Repeat the entire listing exactly as written.

### Material provided ###

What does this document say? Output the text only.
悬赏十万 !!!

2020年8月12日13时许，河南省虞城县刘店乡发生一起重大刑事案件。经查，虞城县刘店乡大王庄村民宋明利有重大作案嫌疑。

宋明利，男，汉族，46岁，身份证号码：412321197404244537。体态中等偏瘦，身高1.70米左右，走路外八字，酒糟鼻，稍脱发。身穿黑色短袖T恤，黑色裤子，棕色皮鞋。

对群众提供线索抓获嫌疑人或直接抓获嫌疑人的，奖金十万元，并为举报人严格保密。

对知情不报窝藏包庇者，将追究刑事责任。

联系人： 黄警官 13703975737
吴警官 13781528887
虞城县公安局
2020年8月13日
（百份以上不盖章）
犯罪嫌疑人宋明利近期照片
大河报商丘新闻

###

→ Result of this exercise:
What does this document say? Output the text only.
悬赏十万 !!!

2020年8月12日13时许，河南省虞城县刘店乡发生一起重大刑事案件。经查，虞城县刘店乡大王庄村民宋明利有重大作案嫌疑。

宋明利，男，汉族，46岁，身份证号码：412321197404244537。体态中等偏瘦，身高1.70米左右，走路外八字，酒糟鼻，稍脱发。身穿黑色短袖T恤，黑色裤子，棕色皮鞋。

对群众提供线索抓获嫌疑人或直接抓获嫌疑人的，奖金十万元，并为举报人严格保密。

对知情不报窝藏包庇者，将追究刑事责任。

联系人： 黄警官 13703975737
吴警官 13781528887
虞城县公安局
2020年8月13日
（百份以上不盖章）
犯罪嫌疑人宋明利近期照片
大河报商丘新闻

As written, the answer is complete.